>> BEGIN RECORD EXTRACTS

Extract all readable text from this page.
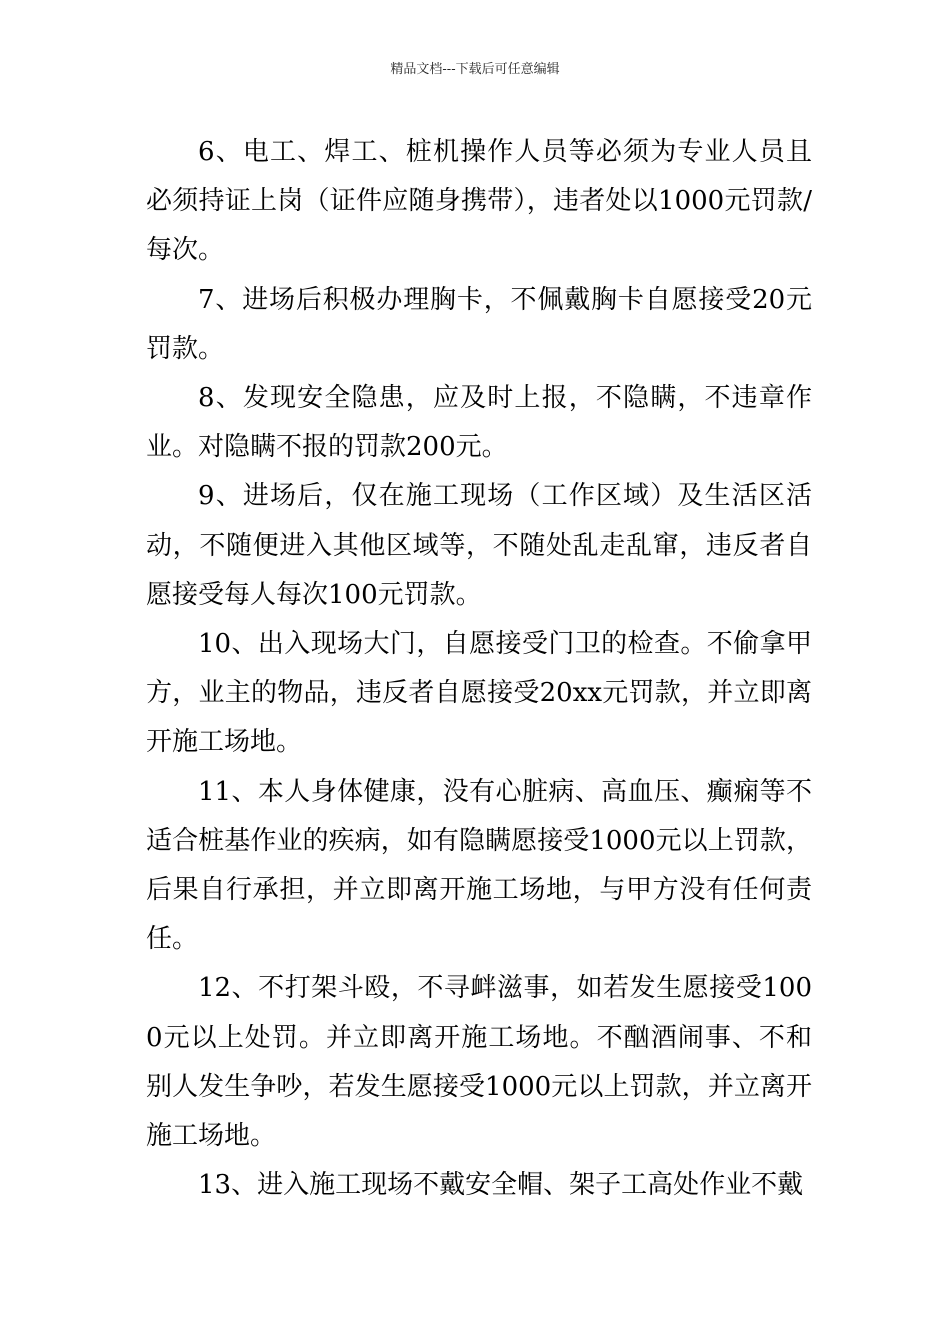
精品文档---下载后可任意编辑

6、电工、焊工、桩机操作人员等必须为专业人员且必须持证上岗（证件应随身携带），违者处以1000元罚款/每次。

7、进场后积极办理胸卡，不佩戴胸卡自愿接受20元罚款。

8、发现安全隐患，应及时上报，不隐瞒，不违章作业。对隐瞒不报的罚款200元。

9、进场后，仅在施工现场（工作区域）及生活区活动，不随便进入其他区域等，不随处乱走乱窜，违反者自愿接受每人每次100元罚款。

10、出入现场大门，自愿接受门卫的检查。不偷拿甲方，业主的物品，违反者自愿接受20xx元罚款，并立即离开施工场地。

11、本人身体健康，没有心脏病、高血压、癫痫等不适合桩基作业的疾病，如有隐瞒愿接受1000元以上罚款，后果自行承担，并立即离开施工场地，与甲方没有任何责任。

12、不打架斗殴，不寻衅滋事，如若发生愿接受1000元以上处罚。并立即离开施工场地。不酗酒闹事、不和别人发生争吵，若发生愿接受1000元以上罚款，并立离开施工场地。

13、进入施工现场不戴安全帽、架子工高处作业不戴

>> END RECORD EXTRACTS

** GOAL **
Sift through the entries and copy every line with "并立即离开施工场地".

** THE SOLUTION **
10、出入现场大门，自愿接受门卫的检查。不偷拿甲方，业主的物品，违反者自愿接受20xx元罚款，并立即离开施工场地。
11、本人身体健康，没有心脏病、高血压、癫痫等不适合桩基作业的疾病，如有隐瞒愿接受1000元以上罚款，后果自行承担，并立即离开施工场地，与甲方没有任何责任。
12、不打架斗殴，不寻衅滋事，如若发生愿接受1000元以上处罚。并立即离开施工场地。不酗酒闹事、不和别人发生争吵，若发生愿接受1000元以上罚款，并立离开施工场地。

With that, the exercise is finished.